What the task asks:
Your copy of the material below should match it exactly, except that it holds no pictures.

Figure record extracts
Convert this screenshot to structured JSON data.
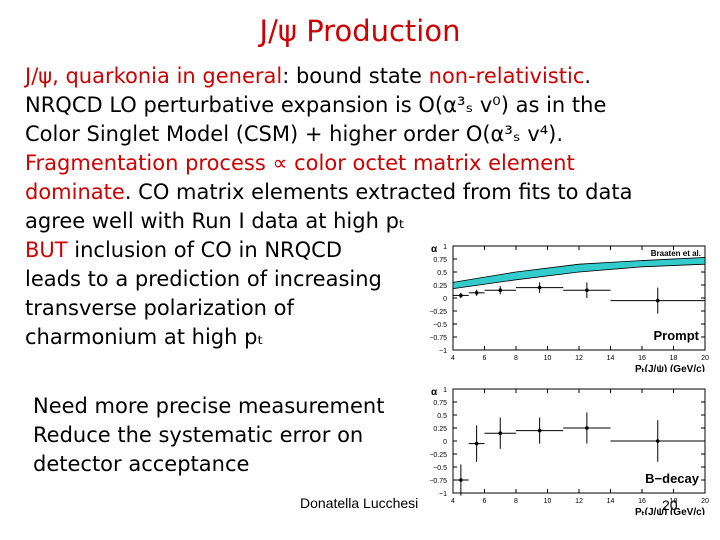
{
  "slide": {
    "title": "J/ψ Production",
    "lines": [
      {
        "parts": [
          {
            "text": "J/ψ, quarkonia in general",
            "color": "#cc0000"
          },
          {
            "text": ":  bound state ",
            "color": "#000000"
          },
          {
            "text": "non-relativistic",
            "color": "#cc0000"
          },
          {
            "text": ".",
            "color": "#000000"
          }
        ]
      },
      {
        "parts": [
          {
            "text": "NRQCD LO perturbative expansion is O(α³ₛ v⁰) as in the",
            "color": "#000000"
          }
        ]
      },
      {
        "parts": [
          {
            "text": "Color Singlet Model (CSM) + higher order O(α³ₛ v⁴).",
            "color": "#000000"
          }
        ]
      },
      {
        "parts": [
          {
            "text": "Fragmentation process ∝ color octet matrix element",
            "color": "#cc0000"
          }
        ]
      },
      {
        "parts": [
          {
            "text": "dominate",
            "color": "#cc0000"
          },
          {
            "text": ". CO matrix elements extracted from fits to data",
            "color": "#000000"
          }
        ]
      },
      {
        "parts": [
          {
            "text": "agree well with Run I data at high pₜ",
            "color": "#000000"
          }
        ]
      },
      {
        "parts": [
          {
            "text": "BUT",
            "color": "#cc0000"
          },
          {
            "text": " inclusion of CO in NRQCD",
            "color": "#000000"
          }
        ]
      },
      {
        "parts": [
          {
            "text": "leads to a prediction of increasing",
            "color": "#000000"
          }
        ]
      },
      {
        "parts": [
          {
            "text": "transverse polarization of",
            "color": "#000000"
          }
        ]
      },
      {
        "parts": [
          {
            "text": "charmonium at high pₜ",
            "color": "#000000"
          }
        ]
      }
    ],
    "note_lines": [
      "Need more precise measurement",
      "Reduce the systematic error on",
      "detector acceptance"
    ],
    "footer": "Donatella Lucchesi",
    "page_number": "20"
  },
  "chart_data": [
    {
      "type": "scatter",
      "panel_label": "Prompt",
      "band_label": "Braaten et al.",
      "xlabel": "Pₜ(J/ψ) (GeV/c)",
      "ylabel": "α",
      "xlim": [
        4,
        20
      ],
      "ylim": [
        -1,
        1
      ],
      "x_ticks": [
        4,
        6,
        8,
        10,
        12,
        14,
        16,
        18,
        20
      ],
      "y_ticks": [
        -1,
        -0.75,
        -0.5,
        -0.25,
        0,
        0.25,
        0.5,
        0.75,
        1
      ],
      "y_tick_labels": [
        "−1",
        "−0.75",
        "−0.5",
        "−0.25",
        "0",
        "0.25",
        "0.5",
        "0.75",
        "1"
      ],
      "band": {
        "x": [
          4,
          8,
          12,
          16,
          20
        ],
        "low": [
          0.18,
          0.35,
          0.5,
          0.6,
          0.65
        ],
        "high": [
          0.3,
          0.5,
          0.65,
          0.72,
          0.78
        ]
      },
      "points": [
        {
          "x": 4.5,
          "y": 0.05,
          "xerr": 0.5,
          "yerr": 0.05
        },
        {
          "x": 5.5,
          "y": 0.1,
          "xerr": 0.5,
          "yerr": 0.06
        },
        {
          "x": 7.0,
          "y": 0.15,
          "xerr": 1.0,
          "yerr": 0.08
        },
        {
          "x": 9.5,
          "y": 0.2,
          "xerr": 1.5,
          "yerr": 0.1
        },
        {
          "x": 12.5,
          "y": 0.15,
          "xerr": 1.5,
          "yerr": 0.15
        },
        {
          "x": 17.0,
          "y": -0.05,
          "xerr": 3.0,
          "yerr": 0.25
        }
      ]
    },
    {
      "type": "scatter",
      "panel_label": "B−decay",
      "xlabel": "Pₜ(J/ψ) (GeV/c)",
      "ylabel": "α",
      "xlim": [
        4,
        20
      ],
      "ylim": [
        -1,
        1
      ],
      "x_ticks": [
        4,
        6,
        8,
        10,
        12,
        14,
        16,
        18,
        20
      ],
      "y_ticks": [
        -1,
        -0.75,
        -0.5,
        -0.25,
        0,
        0.25,
        0.5,
        0.75,
        1
      ],
      "y_tick_labels": [
        "−1",
        "−0.75",
        "−0.5",
        "−0.25",
        "0",
        "0.25",
        "0.5",
        "0.75",
        "1"
      ],
      "points": [
        {
          "x": 4.5,
          "y": -0.75,
          "xerr": 0.5,
          "yerr": 0.3
        },
        {
          "x": 5.5,
          "y": -0.05,
          "xerr": 0.5,
          "yerr": 0.35
        },
        {
          "x": 7.0,
          "y": 0.15,
          "xerr": 1.0,
          "yerr": 0.3
        },
        {
          "x": 9.5,
          "y": 0.2,
          "xerr": 1.5,
          "yerr": 0.25
        },
        {
          "x": 12.5,
          "y": 0.25,
          "xerr": 1.5,
          "yerr": 0.3
        },
        {
          "x": 17.0,
          "y": 0.0,
          "xerr": 3.0,
          "yerr": 0.4
        }
      ]
    }
  ]
}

Complete response:
Convert this screenshot to structured JSON data.
{
  "slide": {
    "title": "J/ψ Production",
    "lines": [
      {
        "parts": [
          {
            "text": "J/ψ, quarkonia in general",
            "color": "#cc0000"
          },
          {
            "text": ":  bound state ",
            "color": "#000000"
          },
          {
            "text": "non-relativistic",
            "color": "#cc0000"
          },
          {
            "text": ".",
            "color": "#000000"
          }
        ]
      },
      {
        "parts": [
          {
            "text": "NRQCD LO perturbative expansion is O(α³ₛ v⁰) as in the",
            "color": "#000000"
          }
        ]
      },
      {
        "parts": [
          {
            "text": "Color Singlet Model (CSM) + higher order O(α³ₛ v⁴).",
            "color": "#000000"
          }
        ]
      },
      {
        "parts": [
          {
            "text": "Fragmentation process ∝ color octet matrix element",
            "color": "#cc0000"
          }
        ]
      },
      {
        "parts": [
          {
            "text": "dominate",
            "color": "#cc0000"
          },
          {
            "text": ". CO matrix elements extracted from fits to data",
            "color": "#000000"
          }
        ]
      },
      {
        "parts": [
          {
            "text": "agree well with Run I data at high pₜ",
            "color": "#000000"
          }
        ]
      },
      {
        "parts": [
          {
            "text": "BUT",
            "color": "#cc0000"
          },
          {
            "text": " inclusion of CO in NRQCD",
            "color": "#000000"
          }
        ]
      },
      {
        "parts": [
          {
            "text": "leads to a prediction of increasing",
            "color": "#000000"
          }
        ]
      },
      {
        "parts": [
          {
            "text": "transverse polarization of",
            "color": "#000000"
          }
        ]
      },
      {
        "parts": [
          {
            "text": "charmonium at high pₜ",
            "color": "#000000"
          }
        ]
      }
    ],
    "note_lines": [
      "Need more precise measurement",
      "Reduce the systematic error on",
      "detector acceptance"
    ],
    "footer": "Donatella Lucchesi",
    "page_number": "20"
  },
  "chart_data": [
    {
      "type": "scatter",
      "panel_label": "Prompt",
      "band_label": "Braaten et al.",
      "xlabel": "Pₜ(J/ψ) (GeV/c)",
      "ylabel": "α",
      "xlim": [
        4,
        20
      ],
      "ylim": [
        -1,
        1
      ],
      "x_ticks": [
        4,
        6,
        8,
        10,
        12,
        14,
        16,
        18,
        20
      ],
      "y_ticks": [
        -1,
        -0.75,
        -0.5,
        -0.25,
        0,
        0.25,
        0.5,
        0.75,
        1
      ],
      "y_tick_labels": [
        "−1",
        "−0.75",
        "−0.5",
        "−0.25",
        "0",
        "0.25",
        "0.5",
        "0.75",
        "1"
      ],
      "band": {
        "x": [
          4,
          8,
          12,
          16,
          20
        ],
        "low": [
          0.18,
          0.35,
          0.5,
          0.6,
          0.65
        ],
        "high": [
          0.3,
          0.5,
          0.65,
          0.72,
          0.78
        ]
      },
      "points": [
        {
          "x": 4.5,
          "y": 0.05,
          "xerr": 0.5,
          "yerr": 0.05
        },
        {
          "x": 5.5,
          "y": 0.1,
          "xerr": 0.5,
          "yerr": 0.06
        },
        {
          "x": 7.0,
          "y": 0.15,
          "xerr": 1.0,
          "yerr": 0.08
        },
        {
          "x": 9.5,
          "y": 0.2,
          "xerr": 1.5,
          "yerr": 0.1
        },
        {
          "x": 12.5,
          "y": 0.15,
          "xerr": 1.5,
          "yerr": 0.15
        },
        {
          "x": 17.0,
          "y": -0.05,
          "xerr": 3.0,
          "yerr": 0.25
        }
      ]
    },
    {
      "type": "scatter",
      "panel_label": "B−decay",
      "xlabel": "Pₜ(J/ψ) (GeV/c)",
      "ylabel": "α",
      "xlim": [
        4,
        20
      ],
      "ylim": [
        -1,
        1
      ],
      "x_ticks": [
        4,
        6,
        8,
        10,
        12,
        14,
        16,
        18,
        20
      ],
      "y_ticks": [
        -1,
        -0.75,
        -0.5,
        -0.25,
        0,
        0.25,
        0.5,
        0.75,
        1
      ],
      "y_tick_labels": [
        "−1",
        "−0.75",
        "−0.5",
        "−0.25",
        "0",
        "0.25",
        "0.5",
        "0.75",
        "1"
      ],
      "points": [
        {
          "x": 4.5,
          "y": -0.75,
          "xerr": 0.5,
          "yerr": 0.3
        },
        {
          "x": 5.5,
          "y": -0.05,
          "xerr": 0.5,
          "yerr": 0.35
        },
        {
          "x": 7.0,
          "y": 0.15,
          "xerr": 1.0,
          "yerr": 0.3
        },
        {
          "x": 9.5,
          "y": 0.2,
          "xerr": 1.5,
          "yerr": 0.25
        },
        {
          "x": 12.5,
          "y": 0.25,
          "xerr": 1.5,
          "yerr": 0.3
        },
        {
          "x": 17.0,
          "y": 0.0,
          "xerr": 3.0,
          "yerr": 0.4
        }
      ]
    }
  ]
}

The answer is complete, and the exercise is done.